### YOUR OBJECTIVE
Wherever the string "Ovamboland" appears in the listing, copy that line.

── DATA SECTION

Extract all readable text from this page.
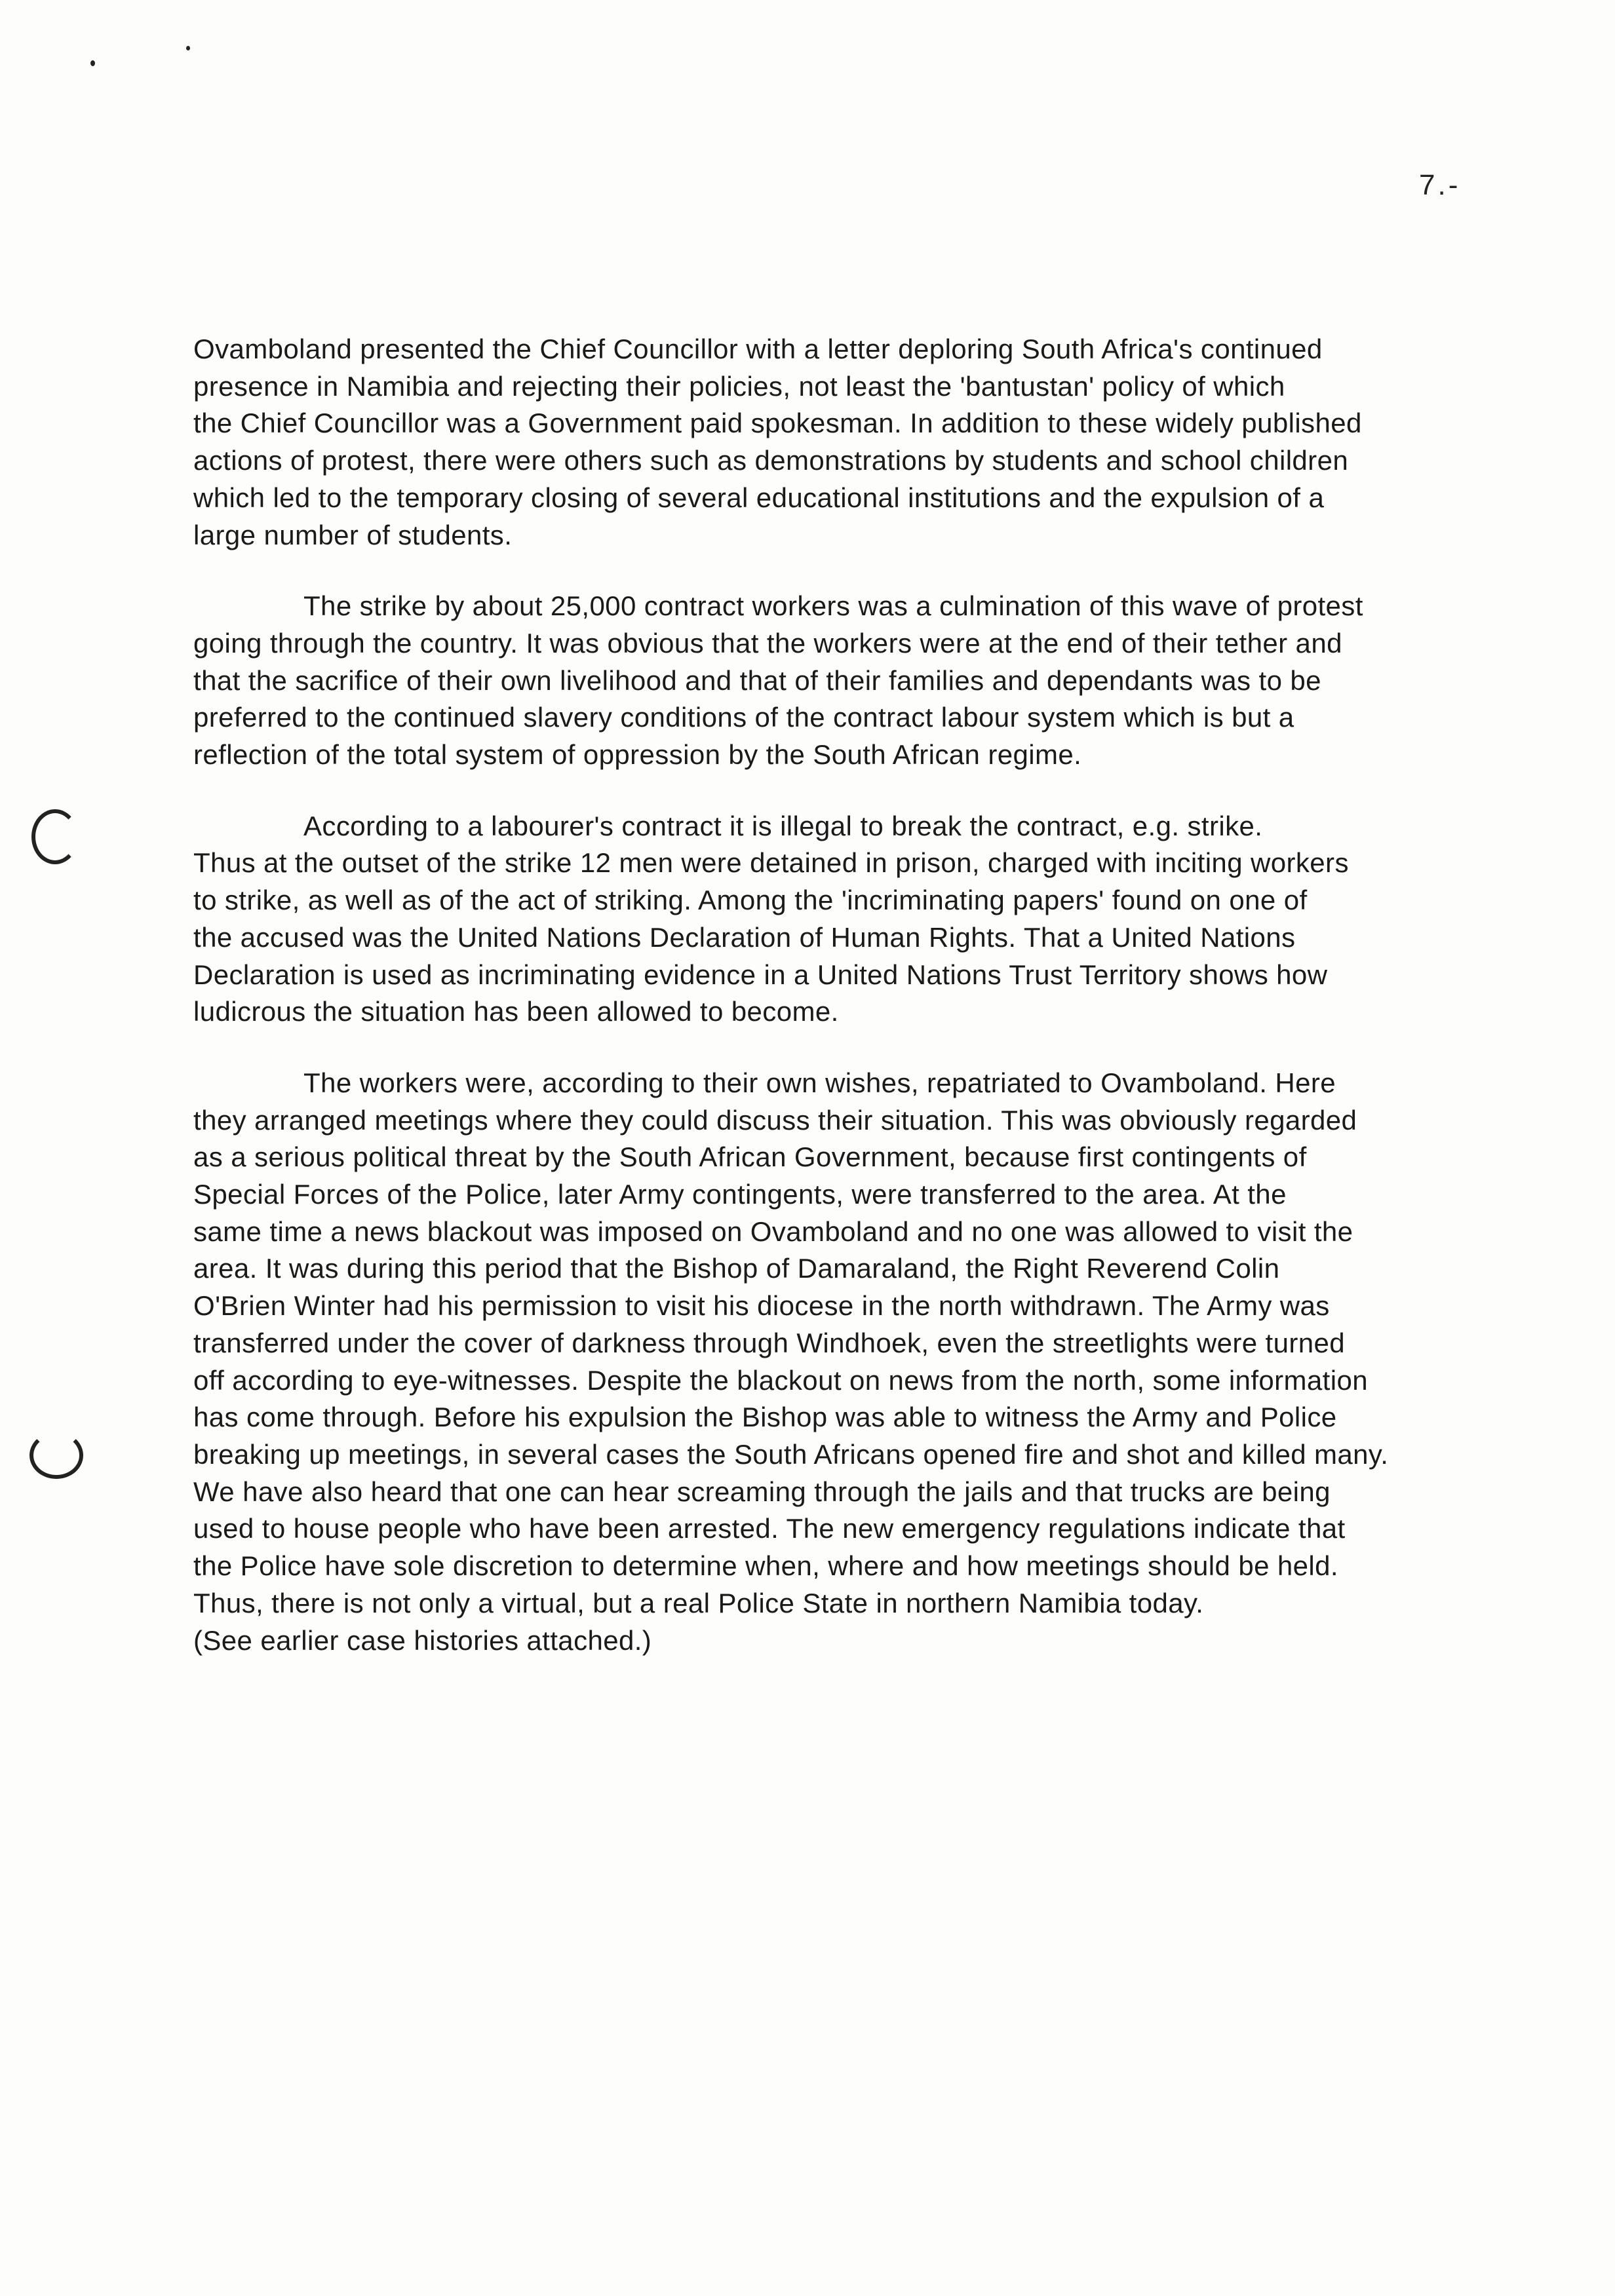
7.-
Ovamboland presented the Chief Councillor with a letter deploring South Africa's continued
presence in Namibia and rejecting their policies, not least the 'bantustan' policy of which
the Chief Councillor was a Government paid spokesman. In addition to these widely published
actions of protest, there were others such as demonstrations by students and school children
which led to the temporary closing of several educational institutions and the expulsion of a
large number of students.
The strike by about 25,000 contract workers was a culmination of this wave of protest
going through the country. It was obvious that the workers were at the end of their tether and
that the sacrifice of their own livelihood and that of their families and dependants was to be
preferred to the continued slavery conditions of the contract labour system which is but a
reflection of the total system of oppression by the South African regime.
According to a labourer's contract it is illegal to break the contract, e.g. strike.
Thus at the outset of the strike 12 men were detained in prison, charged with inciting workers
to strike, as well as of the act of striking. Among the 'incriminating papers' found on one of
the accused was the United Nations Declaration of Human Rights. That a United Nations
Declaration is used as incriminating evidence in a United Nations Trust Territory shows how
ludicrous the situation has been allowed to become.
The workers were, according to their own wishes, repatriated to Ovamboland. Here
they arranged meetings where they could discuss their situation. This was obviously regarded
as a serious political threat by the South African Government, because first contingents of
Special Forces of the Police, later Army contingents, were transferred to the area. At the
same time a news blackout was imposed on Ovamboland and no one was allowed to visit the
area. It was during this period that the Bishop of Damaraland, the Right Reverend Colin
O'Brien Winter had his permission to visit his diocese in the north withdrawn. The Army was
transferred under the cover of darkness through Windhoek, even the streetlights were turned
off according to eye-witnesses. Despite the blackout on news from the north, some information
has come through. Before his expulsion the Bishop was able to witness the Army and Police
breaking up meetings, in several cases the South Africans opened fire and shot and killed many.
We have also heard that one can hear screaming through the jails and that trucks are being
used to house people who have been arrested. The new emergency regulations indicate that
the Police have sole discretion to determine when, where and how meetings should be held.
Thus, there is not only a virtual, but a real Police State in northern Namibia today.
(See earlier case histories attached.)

────
── DATA SECTION

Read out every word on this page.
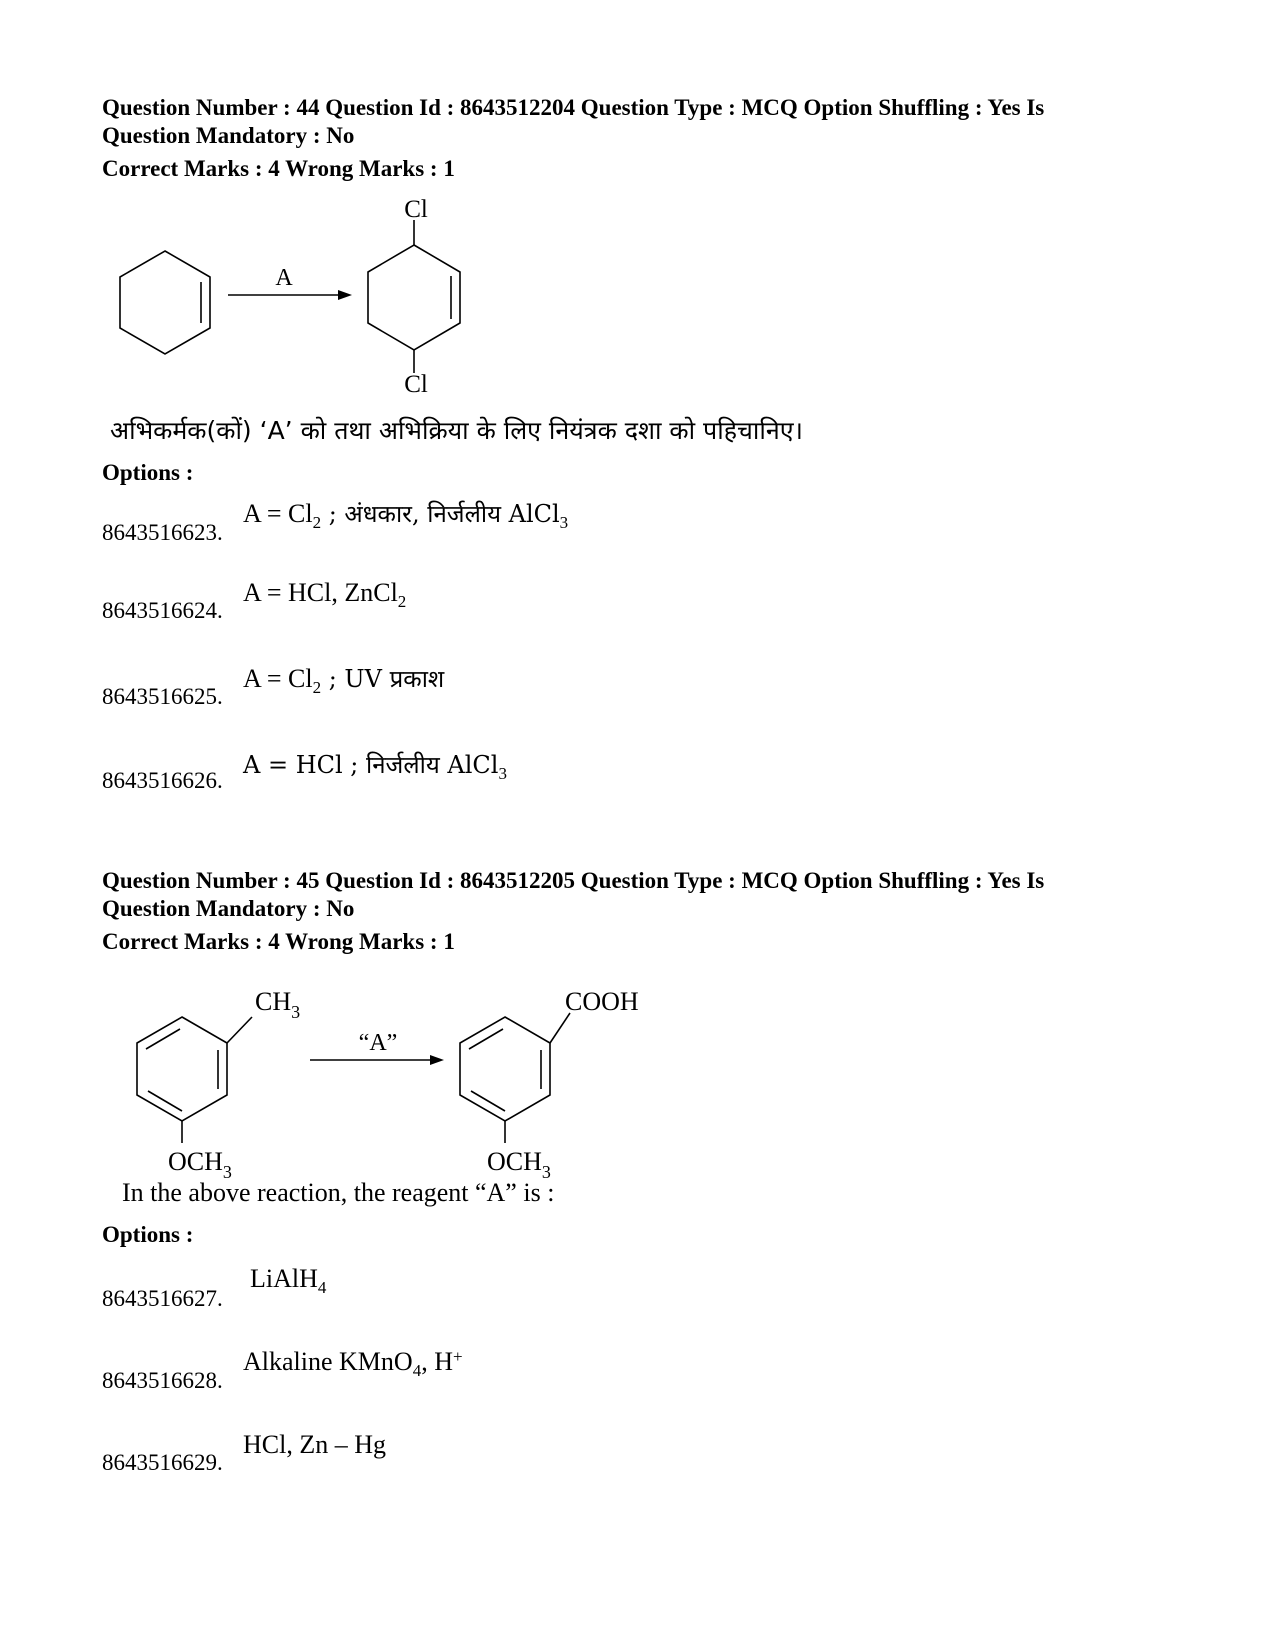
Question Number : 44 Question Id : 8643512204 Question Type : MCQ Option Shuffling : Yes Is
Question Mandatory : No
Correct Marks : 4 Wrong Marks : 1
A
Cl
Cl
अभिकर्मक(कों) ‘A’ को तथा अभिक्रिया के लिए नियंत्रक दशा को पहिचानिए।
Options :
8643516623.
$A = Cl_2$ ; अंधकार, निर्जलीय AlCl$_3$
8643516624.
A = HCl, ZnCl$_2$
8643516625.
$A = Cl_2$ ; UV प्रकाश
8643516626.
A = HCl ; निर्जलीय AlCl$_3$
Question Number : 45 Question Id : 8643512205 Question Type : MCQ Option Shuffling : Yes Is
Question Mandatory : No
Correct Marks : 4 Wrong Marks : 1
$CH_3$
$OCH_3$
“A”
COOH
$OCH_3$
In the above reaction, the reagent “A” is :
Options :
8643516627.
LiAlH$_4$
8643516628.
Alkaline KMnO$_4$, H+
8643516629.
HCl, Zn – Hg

────

### EXERCISE RESULT
Ovamboland presented the Chief Councillor with a letter deploring South Africa's continued
The workers were, according to their own wishes, repatriated to Ovamboland. Here
same time a news blackout was imposed on Ovamboland and no one was allowed to visit the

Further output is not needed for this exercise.